▶ **Data rows**:
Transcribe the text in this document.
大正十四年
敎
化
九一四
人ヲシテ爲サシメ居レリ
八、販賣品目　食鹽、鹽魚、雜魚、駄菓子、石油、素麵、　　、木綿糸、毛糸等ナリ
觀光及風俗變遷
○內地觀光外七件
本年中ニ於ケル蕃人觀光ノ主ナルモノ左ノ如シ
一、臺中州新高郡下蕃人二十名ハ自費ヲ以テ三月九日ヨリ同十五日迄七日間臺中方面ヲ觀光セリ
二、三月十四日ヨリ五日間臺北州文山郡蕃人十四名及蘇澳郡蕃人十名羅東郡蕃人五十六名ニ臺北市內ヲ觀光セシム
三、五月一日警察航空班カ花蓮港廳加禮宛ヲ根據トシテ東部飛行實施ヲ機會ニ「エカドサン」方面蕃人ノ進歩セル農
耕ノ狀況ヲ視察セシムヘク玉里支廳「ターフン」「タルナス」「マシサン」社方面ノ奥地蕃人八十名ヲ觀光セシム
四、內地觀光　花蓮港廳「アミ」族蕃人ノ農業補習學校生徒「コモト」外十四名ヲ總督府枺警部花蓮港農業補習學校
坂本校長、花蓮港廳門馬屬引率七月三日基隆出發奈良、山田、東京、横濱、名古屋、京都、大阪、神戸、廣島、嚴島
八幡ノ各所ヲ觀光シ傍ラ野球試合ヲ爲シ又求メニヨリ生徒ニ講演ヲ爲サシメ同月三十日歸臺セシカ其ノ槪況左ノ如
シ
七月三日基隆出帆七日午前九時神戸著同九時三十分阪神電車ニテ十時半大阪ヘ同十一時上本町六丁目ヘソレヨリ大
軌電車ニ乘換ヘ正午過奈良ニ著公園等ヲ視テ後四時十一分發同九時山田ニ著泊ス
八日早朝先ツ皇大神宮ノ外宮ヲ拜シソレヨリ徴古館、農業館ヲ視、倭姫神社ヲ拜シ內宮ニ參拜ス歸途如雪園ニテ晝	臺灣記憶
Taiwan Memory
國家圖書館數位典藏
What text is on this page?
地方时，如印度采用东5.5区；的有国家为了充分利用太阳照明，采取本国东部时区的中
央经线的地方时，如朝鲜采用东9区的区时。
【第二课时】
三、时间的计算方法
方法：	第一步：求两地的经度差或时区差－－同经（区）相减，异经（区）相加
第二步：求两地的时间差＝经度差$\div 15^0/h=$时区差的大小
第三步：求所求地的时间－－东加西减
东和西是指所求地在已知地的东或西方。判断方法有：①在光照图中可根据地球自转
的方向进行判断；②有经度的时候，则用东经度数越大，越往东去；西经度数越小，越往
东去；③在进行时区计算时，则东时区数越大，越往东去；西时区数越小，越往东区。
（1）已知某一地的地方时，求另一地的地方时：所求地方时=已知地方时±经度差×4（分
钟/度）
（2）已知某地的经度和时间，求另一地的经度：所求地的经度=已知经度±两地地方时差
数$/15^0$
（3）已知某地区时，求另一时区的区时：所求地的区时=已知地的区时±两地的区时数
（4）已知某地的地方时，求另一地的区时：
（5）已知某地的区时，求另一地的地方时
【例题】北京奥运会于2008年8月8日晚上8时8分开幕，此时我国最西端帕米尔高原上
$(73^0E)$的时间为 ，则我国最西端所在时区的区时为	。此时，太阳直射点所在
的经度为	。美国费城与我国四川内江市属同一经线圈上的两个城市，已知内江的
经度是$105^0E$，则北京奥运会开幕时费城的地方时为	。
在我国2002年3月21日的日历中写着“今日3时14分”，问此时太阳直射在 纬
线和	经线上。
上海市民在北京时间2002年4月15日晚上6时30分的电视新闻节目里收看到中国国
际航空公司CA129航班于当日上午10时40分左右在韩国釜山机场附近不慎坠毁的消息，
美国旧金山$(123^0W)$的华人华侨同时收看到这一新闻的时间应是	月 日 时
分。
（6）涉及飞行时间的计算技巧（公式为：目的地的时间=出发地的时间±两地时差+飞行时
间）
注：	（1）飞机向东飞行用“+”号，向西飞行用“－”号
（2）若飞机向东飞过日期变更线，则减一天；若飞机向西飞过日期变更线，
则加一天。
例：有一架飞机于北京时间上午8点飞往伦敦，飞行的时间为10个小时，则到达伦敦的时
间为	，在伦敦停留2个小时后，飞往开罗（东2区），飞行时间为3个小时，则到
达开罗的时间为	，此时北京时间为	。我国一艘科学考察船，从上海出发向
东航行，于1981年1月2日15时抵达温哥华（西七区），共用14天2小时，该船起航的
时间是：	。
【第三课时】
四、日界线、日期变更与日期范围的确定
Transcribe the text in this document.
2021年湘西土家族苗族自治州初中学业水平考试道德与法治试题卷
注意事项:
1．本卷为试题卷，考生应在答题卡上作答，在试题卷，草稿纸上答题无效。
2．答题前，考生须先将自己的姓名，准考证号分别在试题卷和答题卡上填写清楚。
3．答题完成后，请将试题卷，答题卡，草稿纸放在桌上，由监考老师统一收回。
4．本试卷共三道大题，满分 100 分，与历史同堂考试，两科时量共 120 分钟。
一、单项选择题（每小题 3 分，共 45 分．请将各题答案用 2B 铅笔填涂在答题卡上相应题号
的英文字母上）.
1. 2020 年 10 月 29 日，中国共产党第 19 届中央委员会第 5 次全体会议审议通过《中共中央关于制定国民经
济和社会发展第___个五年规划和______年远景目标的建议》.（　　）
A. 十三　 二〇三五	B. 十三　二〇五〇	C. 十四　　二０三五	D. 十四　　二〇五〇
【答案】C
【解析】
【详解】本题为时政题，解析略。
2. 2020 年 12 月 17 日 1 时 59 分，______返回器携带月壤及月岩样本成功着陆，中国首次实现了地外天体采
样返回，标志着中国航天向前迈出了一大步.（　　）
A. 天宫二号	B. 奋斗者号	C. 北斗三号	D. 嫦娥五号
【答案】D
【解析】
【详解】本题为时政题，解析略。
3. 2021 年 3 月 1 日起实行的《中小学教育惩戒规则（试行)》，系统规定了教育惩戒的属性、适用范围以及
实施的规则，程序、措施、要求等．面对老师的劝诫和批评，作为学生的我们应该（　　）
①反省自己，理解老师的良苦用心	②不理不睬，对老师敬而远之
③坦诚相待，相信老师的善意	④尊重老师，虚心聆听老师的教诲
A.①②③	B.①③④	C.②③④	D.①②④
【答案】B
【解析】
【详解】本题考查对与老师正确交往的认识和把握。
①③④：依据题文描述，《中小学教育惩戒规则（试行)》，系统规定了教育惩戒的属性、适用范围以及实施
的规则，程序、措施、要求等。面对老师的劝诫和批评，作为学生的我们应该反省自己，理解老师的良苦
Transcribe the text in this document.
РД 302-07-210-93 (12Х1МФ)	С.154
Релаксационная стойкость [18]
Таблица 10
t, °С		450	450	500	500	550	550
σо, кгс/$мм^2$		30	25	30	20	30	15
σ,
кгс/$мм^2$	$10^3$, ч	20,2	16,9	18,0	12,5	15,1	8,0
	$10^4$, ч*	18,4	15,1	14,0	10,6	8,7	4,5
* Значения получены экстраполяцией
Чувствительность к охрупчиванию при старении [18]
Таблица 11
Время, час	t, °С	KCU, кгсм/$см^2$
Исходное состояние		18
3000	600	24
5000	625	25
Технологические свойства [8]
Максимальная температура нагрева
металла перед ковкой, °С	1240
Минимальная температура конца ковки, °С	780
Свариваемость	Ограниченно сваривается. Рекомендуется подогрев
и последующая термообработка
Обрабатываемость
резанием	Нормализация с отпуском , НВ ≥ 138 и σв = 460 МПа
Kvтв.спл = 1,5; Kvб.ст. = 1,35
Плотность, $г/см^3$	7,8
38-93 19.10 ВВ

▶ **What to work on**: Copy out every entry again, exactly as it was given.

▶ **Response to the task**:
Transcribe the text in this document.
大正十四年
敎
化
九一四
人ヲシテ爲サシメ居レリ
八、販賣品目　食鹽、鹽魚、雜魚、駄菓子、石油、素麵、　　、木綿糸、毛糸等ナリ
觀光及風俗變遷
○內地觀光外七件
本年中ニ於ケル蕃人觀光ノ主ナルモノ左ノ如シ
一、臺中州新高郡下蕃人二十名ハ自費ヲ以テ三月九日ヨリ同十五日迄七日間臺中方面ヲ觀光セリ
二、三月十四日ヨリ五日間臺北州文山郡蕃人十四名及蘇澳郡蕃人十名羅東郡蕃人五十六名ニ臺北市內ヲ觀光セシム
三、五月一日警察航空班カ花蓮港廳加禮宛ヲ根據トシテ東部飛行實施ヲ機會ニ「エカドサン」方面蕃人ノ進歩セル農
耕ノ狀況ヲ視察セシムヘク玉里支廳「ターフン」「タルナス」「マシサン」社方面ノ奥地蕃人八十名ヲ觀光セシム
四、內地觀光　花蓮港廳「アミ」族蕃人ノ農業補習學校生徒「コモト」外十四名ヲ總督府枺警部花蓮港農業補習學校
坂本校長、花蓮港廳門馬屬引率七月三日基隆出發奈良、山田、東京、横濱、名古屋、京都、大阪、神戸、廣島、嚴島
八幡ノ各所ヲ觀光シ傍ラ野球試合ヲ爲シ又求メニヨリ生徒ニ講演ヲ爲サシメ同月三十日歸臺セシカ其ノ槪況左ノ如
シ
七月三日基隆出帆七日午前九時神戸著同九時三十分阪神電車ニテ十時半大阪ヘ同十一時上本町六丁目ヘソレヨリ大
軌電車ニ乘換ヘ正午過奈良ニ著公園等ヲ視テ後四時十一分發同九時山田ニ著泊ス
八日早朝先ツ皇大神宮ノ外宮ヲ拜シソレヨリ徴古館、農業館ヲ視、倭姫神社ヲ拜シ內宮ニ參拜ス歸途如雪園ニテ晝	臺灣記憶
Taiwan Memory
國家圖書館數位典藏
What text is on this page?
地方时，如印度采用东5.5区；的有国家为了充分利用太阳照明，采取本国东部时区的中
央经线的地方时，如朝鲜采用东9区的区时。
【第二课时】
三、时间的计算方法
方法：	第一步：求两地的经度差或时区差－－同经（区）相减，异经（区）相加
第二步：求两地的时间差＝经度差$\div 15^0/h=$时区差的大小
第三步：求所求地的时间－－东加西减
东和西是指所求地在已知地的东或西方。判断方法有：①在光照图中可根据地球自转
的方向进行判断；②有经度的时候，则用东经度数越大，越往东去；西经度数越小，越往
东去；③在进行时区计算时，则东时区数越大，越往东去；西时区数越小，越往东区。
（1）已知某一地的地方时，求另一地的地方时：所求地方时=已知地方时±经度差×4（分
钟/度）
（2）已知某地的经度和时间，求另一地的经度：所求地的经度=已知经度±两地地方时差
数$/15^0$
（3）已知某地区时，求另一时区的区时：所求地的区时=已知地的区时±两地的区时数
（4）已知某地的地方时，求另一地的区时：
（5）已知某地的区时，求另一地的地方时
【例题】北京奥运会于2008年8月8日晚上8时8分开幕，此时我国最西端帕米尔高原上
$(73^0E)$的时间为 ，则我国最西端所在时区的区时为	。此时，太阳直射点所在
的经度为	。美国费城与我国四川内江市属同一经线圈上的两个城市，已知内江的
经度是$105^0E$，则北京奥运会开幕时费城的地方时为	。
在我国2002年3月21日的日历中写着“今日3时14分”，问此时太阳直射在 纬
线和	经线上。
上海市民在北京时间2002年4月15日晚上6时30分的电视新闻节目里收看到中国国
际航空公司CA129航班于当日上午10时40分左右在韩国釜山机场附近不慎坠毁的消息，
美国旧金山$(123^0W)$的华人华侨同时收看到这一新闻的时间应是	月 日 时
分。
（6）涉及飞行时间的计算技巧（公式为：目的地的时间=出发地的时间±两地时差+飞行时
间）
注：	（1）飞机向东飞行用“+”号，向西飞行用“－”号
（2）若飞机向东飞过日期变更线，则减一天；若飞机向西飞过日期变更线，
则加一天。
例：有一架飞机于北京时间上午8点飞往伦敦，飞行的时间为10个小时，则到达伦敦的时
间为	，在伦敦停留2个小时后，飞往开罗（东2区），飞行时间为3个小时，则到
达开罗的时间为	，此时北京时间为	。我国一艘科学考察船，从上海出发向
东航行，于1981年1月2日15时抵达温哥华（西七区），共用14天2小时，该船起航的
时间是：	。
【第三课时】
四、日界线、日期变更与日期范围的确定
Transcribe the text in this document.
2021年湘西土家族苗族自治州初中学业水平考试道德与法治试题卷
注意事项:
1．本卷为试题卷，考生应在答题卡上作答，在试题卷，草稿纸上答题无效。
2．答题前，考生须先将自己的姓名，准考证号分别在试题卷和答题卡上填写清楚。
3．答题完成后，请将试题卷，答题卡，草稿纸放在桌上，由监考老师统一收回。
4．本试卷共三道大题，满分 100 分，与历史同堂考试，两科时量共 120 分钟。
一、单项选择题（每小题 3 分，共 45 分．请将各题答案用 2B 铅笔填涂在答题卡上相应题号
的英文字母上）.
1. 2020 年 10 月 29 日，中国共产党第 19 届中央委员会第 5 次全体会议审议通过《中共中央关于制定国民经
济和社会发展第___个五年规划和______年远景目标的建议》.（　　）
A. 十三　 二〇三五	B. 十三　二〇五〇	C. 十四　　二０三五	D. 十四　　二〇五〇
【答案】C
【解析】
【详解】本题为时政题，解析略。
2. 2020 年 12 月 17 日 1 时 59 分，______返回器携带月壤及月岩样本成功着陆，中国首次实现了地外天体采
样返回，标志着中国航天向前迈出了一大步.（　　）
A. 天宫二号	B. 奋斗者号	C. 北斗三号	D. 嫦娥五号
【答案】D
【解析】
【详解】本题为时政题，解析略。
3. 2021 年 3 月 1 日起实行的《中小学教育惩戒规则（试行)》，系统规定了教育惩戒的属性、适用范围以及
实施的规则，程序、措施、要求等．面对老师的劝诫和批评，作为学生的我们应该（　　）
①反省自己，理解老师的良苦用心	②不理不睬，对老师敬而远之
③坦诚相待，相信老师的善意	④尊重老师，虚心聆听老师的教诲
A.①②③	B.①③④	C.②③④	D.①②④
【答案】B
【解析】
【详解】本题考查对与老师正确交往的认识和把握。
①③④：依据题文描述，《中小学教育惩戒规则（试行)》，系统规定了教育惩戒的属性、适用范围以及实施
的规则，程序、措施、要求等。面对老师的劝诫和批评，作为学生的我们应该反省自己，理解老师的良苦
Transcribe the text in this document.
РД 302-07-210-93 (12Х1МФ)	С.154
Релаксационная стойкость [18]
Таблица 10
t, °С		450	450	500	500	550	550
σо, кгс/$мм^2$		30	25	30	20	30	15
σ,
кгс/$мм^2$	$10^3$, ч	20,2	16,9	18,0	12,5	15,1	8,0
	$10^4$, ч*	18,4	15,1	14,0	10,6	8,7	4,5
* Значения получены экстраполяцией
Чувствительность к охрупчиванию при старении [18]
Таблица 11
Время, час	t, °С	KCU, кгсм/$см^2$
Исходное состояние		18
3000	600	24
5000	625	25
Технологические свойства [8]
Максимальная температура нагрева
металла перед ковкой, °С	1240
Минимальная температура конца ковки, °С	780
Свариваемость	Ограниченно сваривается. Рекомендуется подогрев
и последующая термообработка
Обрабатываемость
резанием	Нормализация с отпуском , НВ ≥ 138 и σв = 460 МПа
Kvтв.спл = 1,5; Kvб.ст. = 1,35
Плотность, $г/см^3$	7,8
38-93 19.10 ВВ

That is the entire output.